Required work: Edit the data below by replacing every "legend-label" with "legend-text". Leave everything else unchanged.

Information shown:
>>>>>

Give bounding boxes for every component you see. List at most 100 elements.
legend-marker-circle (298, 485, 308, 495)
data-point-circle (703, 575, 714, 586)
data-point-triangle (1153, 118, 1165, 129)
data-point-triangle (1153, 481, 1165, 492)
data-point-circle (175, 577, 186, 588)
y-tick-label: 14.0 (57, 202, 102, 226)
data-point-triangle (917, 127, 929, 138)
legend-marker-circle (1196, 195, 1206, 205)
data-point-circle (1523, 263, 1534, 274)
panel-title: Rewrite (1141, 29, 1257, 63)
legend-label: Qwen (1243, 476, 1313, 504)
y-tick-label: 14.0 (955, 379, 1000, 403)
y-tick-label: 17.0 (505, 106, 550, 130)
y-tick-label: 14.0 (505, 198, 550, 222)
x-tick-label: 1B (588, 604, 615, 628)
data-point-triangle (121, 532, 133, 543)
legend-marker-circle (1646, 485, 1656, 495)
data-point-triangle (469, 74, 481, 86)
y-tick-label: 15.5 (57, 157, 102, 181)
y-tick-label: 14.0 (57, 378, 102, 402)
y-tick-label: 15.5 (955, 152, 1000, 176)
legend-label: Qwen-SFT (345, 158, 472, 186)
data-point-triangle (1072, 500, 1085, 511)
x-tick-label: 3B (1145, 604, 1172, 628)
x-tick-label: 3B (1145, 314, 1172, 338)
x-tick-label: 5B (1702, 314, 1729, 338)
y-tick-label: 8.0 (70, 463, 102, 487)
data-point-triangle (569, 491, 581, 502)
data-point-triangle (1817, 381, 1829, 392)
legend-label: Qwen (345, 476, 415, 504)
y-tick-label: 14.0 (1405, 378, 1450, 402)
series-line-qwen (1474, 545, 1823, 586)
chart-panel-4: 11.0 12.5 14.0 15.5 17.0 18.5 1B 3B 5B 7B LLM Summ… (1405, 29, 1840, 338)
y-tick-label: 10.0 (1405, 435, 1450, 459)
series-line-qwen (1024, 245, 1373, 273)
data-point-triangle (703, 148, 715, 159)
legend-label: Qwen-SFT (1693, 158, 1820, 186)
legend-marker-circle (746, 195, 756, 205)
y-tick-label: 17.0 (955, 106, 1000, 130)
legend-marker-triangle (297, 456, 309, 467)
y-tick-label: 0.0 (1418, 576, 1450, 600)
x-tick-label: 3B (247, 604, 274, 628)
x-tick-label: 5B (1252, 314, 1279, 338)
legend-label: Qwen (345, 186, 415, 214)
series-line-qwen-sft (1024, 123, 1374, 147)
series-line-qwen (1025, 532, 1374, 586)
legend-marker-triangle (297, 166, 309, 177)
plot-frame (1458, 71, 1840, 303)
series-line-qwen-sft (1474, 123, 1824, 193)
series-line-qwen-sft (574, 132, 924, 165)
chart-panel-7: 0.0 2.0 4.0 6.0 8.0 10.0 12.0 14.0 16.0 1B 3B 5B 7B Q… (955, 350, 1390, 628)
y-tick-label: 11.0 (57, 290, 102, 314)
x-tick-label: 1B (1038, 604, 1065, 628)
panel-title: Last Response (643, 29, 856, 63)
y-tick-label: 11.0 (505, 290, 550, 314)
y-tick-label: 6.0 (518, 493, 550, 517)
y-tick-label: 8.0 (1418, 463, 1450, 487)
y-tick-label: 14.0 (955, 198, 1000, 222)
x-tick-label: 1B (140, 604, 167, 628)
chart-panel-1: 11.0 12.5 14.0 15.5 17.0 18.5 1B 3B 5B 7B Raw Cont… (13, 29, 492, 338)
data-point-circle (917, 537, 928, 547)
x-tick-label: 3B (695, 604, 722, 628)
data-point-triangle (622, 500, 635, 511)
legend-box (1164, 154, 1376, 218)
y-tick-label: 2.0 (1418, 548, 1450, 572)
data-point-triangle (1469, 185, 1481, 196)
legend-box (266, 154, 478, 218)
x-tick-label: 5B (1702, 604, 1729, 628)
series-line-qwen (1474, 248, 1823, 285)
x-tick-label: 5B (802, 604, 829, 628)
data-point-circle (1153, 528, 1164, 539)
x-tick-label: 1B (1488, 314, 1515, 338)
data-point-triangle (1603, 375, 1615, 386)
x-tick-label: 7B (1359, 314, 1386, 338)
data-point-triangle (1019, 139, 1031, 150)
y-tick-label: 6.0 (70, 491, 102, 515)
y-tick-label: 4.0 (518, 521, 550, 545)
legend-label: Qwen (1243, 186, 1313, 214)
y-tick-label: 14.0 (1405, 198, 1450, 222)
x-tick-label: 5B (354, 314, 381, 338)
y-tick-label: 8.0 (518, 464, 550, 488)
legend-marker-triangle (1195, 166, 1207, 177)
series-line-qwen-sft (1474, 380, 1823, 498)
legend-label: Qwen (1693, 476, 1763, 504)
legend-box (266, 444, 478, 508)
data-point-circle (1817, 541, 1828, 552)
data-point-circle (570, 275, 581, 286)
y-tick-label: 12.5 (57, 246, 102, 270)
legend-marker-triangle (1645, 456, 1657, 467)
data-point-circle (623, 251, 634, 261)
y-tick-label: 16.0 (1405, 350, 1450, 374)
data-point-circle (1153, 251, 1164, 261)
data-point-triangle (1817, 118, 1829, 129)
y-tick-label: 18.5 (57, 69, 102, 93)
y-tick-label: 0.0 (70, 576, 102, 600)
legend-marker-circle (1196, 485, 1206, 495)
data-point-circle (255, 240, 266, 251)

<<<<<

Exercise solution:
Give bounding boxes for every component you see. List at most 100 elements.
legend-marker-circle (298, 485, 308, 495)
data-point-circle (703, 575, 714, 586)
data-point-triangle (1153, 118, 1165, 129)
data-point-triangle (1153, 481, 1165, 492)
data-point-circle (175, 577, 186, 588)
y-tick-label: 14.0 (57, 202, 102, 226)
data-point-triangle (917, 127, 929, 138)
legend-marker-circle (1196, 195, 1206, 205)
data-point-circle (1523, 263, 1534, 274)
panel-title: Rewrite (1141, 29, 1257, 63)
legend-text: Qwen (1243, 476, 1313, 504)
y-tick-label: 14.0 (955, 379, 1000, 403)
y-tick-label: 17.0 (505, 106, 550, 130)
y-tick-label: 14.0 (505, 198, 550, 222)
x-tick-label: 1B (588, 604, 615, 628)
data-point-triangle (121, 532, 133, 543)
legend-marker-circle (1646, 485, 1656, 495)
data-point-triangle (469, 74, 481, 86)
y-tick-label: 15.5 (57, 157, 102, 181)
y-tick-label: 14.0 (57, 378, 102, 402)
y-tick-label: 15.5 (955, 152, 1000, 176)
legend-text: Qwen-SFT (345, 158, 472, 186)
data-point-triangle (1072, 500, 1085, 511)
x-tick-label: 3B (1145, 604, 1172, 628)
x-tick-label: 3B (1145, 314, 1172, 338)
x-tick-label: 5B (1702, 314, 1729, 338)
y-tick-label: 8.0 (70, 463, 102, 487)
data-point-triangle (569, 491, 581, 502)
data-point-triangle (1817, 381, 1829, 392)
legend-text: Qwen (345, 476, 415, 504)
y-tick-label: 14.0 (1405, 378, 1450, 402)
series-line-qwen (1474, 545, 1823, 586)
chart-panel-4: 11.0 12.5 14.0 15.5 17.0 18.5 1B 3B 5B 7B LLM Summ… (1405, 29, 1840, 338)
y-tick-label: 10.0 (1405, 435, 1450, 459)
series-line-qwen (1024, 245, 1373, 273)
data-point-triangle (703, 148, 715, 159)
legend-text: Qwen-SFT (1693, 158, 1820, 186)
legend-marker-circle (746, 195, 756, 205)
y-tick-label: 17.0 (955, 106, 1000, 130)
legend-marker-triangle (297, 456, 309, 467)
y-tick-label: 0.0 (1418, 576, 1450, 600)
x-tick-label: 3B (247, 604, 274, 628)
x-tick-label: 5B (1252, 314, 1279, 338)
legend-text: Qwen (345, 186, 415, 214)
series-line-qwen-sft (1024, 123, 1374, 147)
series-line-qwen (1025, 532, 1374, 586)
legend-marker-triangle (297, 166, 309, 177)
plot-frame (1458, 71, 1840, 303)
series-line-qwen-sft (1474, 123, 1824, 193)
series-line-qwen-sft (574, 132, 924, 165)
chart-panel-7: 0.0 2.0 4.0 6.0 8.0 10.0 12.0 14.0 16.0 1B 3B 5B 7B Q… (955, 350, 1390, 628)
y-tick-label: 11.0 (57, 290, 102, 314)
x-tick-label: 1B (1038, 604, 1065, 628)
panel-title: Last Response (643, 29, 856, 63)
y-tick-label: 11.0 (505, 290, 550, 314)
y-tick-label: 6.0 (518, 493, 550, 517)
y-tick-label: 8.0 (1418, 463, 1450, 487)
y-tick-label: 14.0 (955, 198, 1000, 222)
x-tick-label: 1B (140, 604, 167, 628)
chart-panel-1: 11.0 12.5 14.0 15.5 17.0 18.5 1B 3B 5B 7B Raw Cont… (13, 29, 492, 338)
data-point-circle (917, 537, 928, 547)
x-tick-label: 3B (695, 604, 722, 628)
data-point-triangle (622, 500, 635, 511)
legend-box (1164, 154, 1376, 218)
y-tick-label: 2.0 (1418, 548, 1450, 572)
data-point-triangle (1469, 185, 1481, 196)
legend-box (266, 154, 478, 218)
x-tick-label: 5B (1702, 604, 1729, 628)
series-line-qwen (1474, 248, 1823, 285)
x-tick-label: 5B (802, 604, 829, 628)
data-point-circle (1153, 528, 1164, 539)
x-tick-label: 1B (1488, 314, 1515, 338)
data-point-triangle (1603, 375, 1615, 386)
x-tick-label: 7B (1359, 314, 1386, 338)
data-point-triangle (1019, 139, 1031, 150)
y-tick-label: 6.0 (70, 491, 102, 515)
y-tick-label: 4.0 (518, 521, 550, 545)
legend-text: Qwen (1243, 186, 1313, 214)
y-tick-label: 14.0 (1405, 198, 1450, 222)
x-tick-label: 5B (354, 314, 381, 338)
y-tick-label: 8.0 (518, 464, 550, 488)
legend-marker-triangle (1195, 166, 1207, 177)
series-line-qwen-sft (1474, 380, 1823, 498)
legend-text: Qwen (1693, 476, 1763, 504)
legend-box (266, 444, 478, 508)
data-point-circle (1817, 541, 1828, 552)
data-point-circle (570, 275, 581, 286)
y-tick-label: 12.5 (57, 246, 102, 270)
legend-marker-triangle (1645, 456, 1657, 467)
data-point-circle (623, 251, 634, 261)
y-tick-label: 16.0 (1405, 350, 1450, 374)
data-point-circle (1153, 251, 1164, 261)
data-point-triangle (1817, 118, 1829, 129)
y-tick-label: 18.5 (57, 69, 102, 93)
y-tick-label: 0.0 (70, 576, 102, 600)
legend-marker-circle (1196, 485, 1206, 495)
data-point-circle (255, 240, 266, 251)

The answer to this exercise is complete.